:: SET TASK ::
How many lines in the records below hold the string "aide"? Answer with the number alone.

[Items from a dataset]

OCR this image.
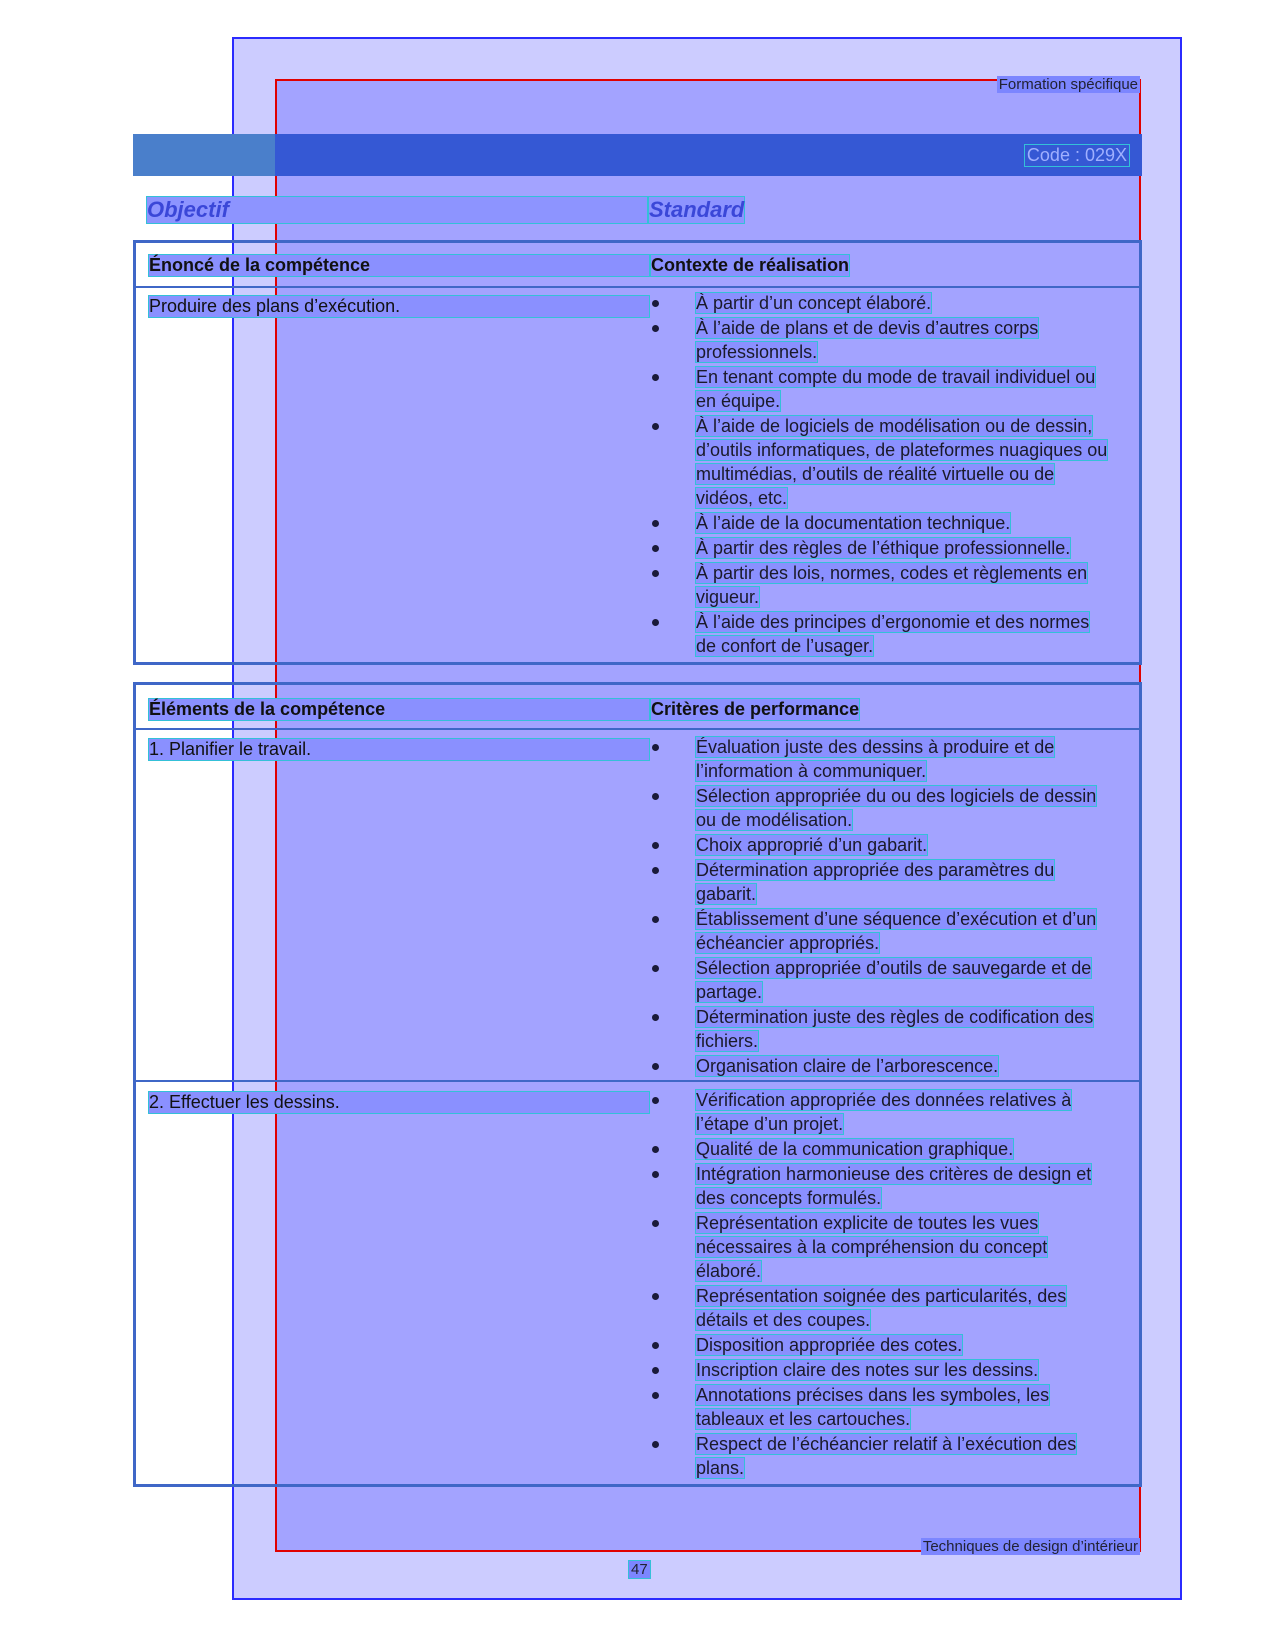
Formation spécifique
Code : 029X
Objectif	Standard
Énoncé de la compétence	Contexte de réalisation
Produire des plans d’exécution.	À partir d’un concept élaboré.
À l’aide de plans et de devis d’autres corps professionnels.
En tenant compte du mode de travail individuel ou en équipe.
À l’aide de logiciels de modélisation ou de dessin, d’outils informatiques, de plateformes nuagiques ou multimédias, d’outils de réalité virtuelle ou de vidéos, etc.
À l’aide de la documentation technique.
À partir des règles de l’éthique professionnelle.
À partir des lois, normes, codes et règlements en vigueur.
À l’aide des principes d’ergonomie et des normes de confort de l’usager.
Éléments de la compétence	Critères de performance
1. Planifier le travail.	Évaluation juste des dessins à produire et de l’information à communiquer.
Sélection appropriée du ou des logiciels de dessin ou de modélisation.
Choix approprié d’un gabarit.
Détermination appropriée des paramètres du gabarit.
Établissement d’une séquence d’exécution et d’un échéancier appropriés.
Sélection appropriée d’outils de sauvegarde et de partage.
Détermination juste des règles de codification des fichiers.
Organisation claire de l’arborescence.
2. Effectuer les dessins.	Vérification appropriée des données relatives à l’étape d’un projet.
Qualité de la communication graphique.
Intégration harmonieuse des critères de design et des concepts formulés.
Représentation explicite de toutes les vues nécessaires à la compréhension du concept élaboré.
Représentation soignée des particularités, des détails et des coupes.
Disposition appropriée des cotes.
Inscription claire des notes sur les dessins.
Annotations précises dans les symboles, les tableaux et les cartouches.
Respect de l’échéancier relatif à l’exécution des plans.
Techniques de design d’intérieur
47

:: RESULT OF THE EXERCISE ::
4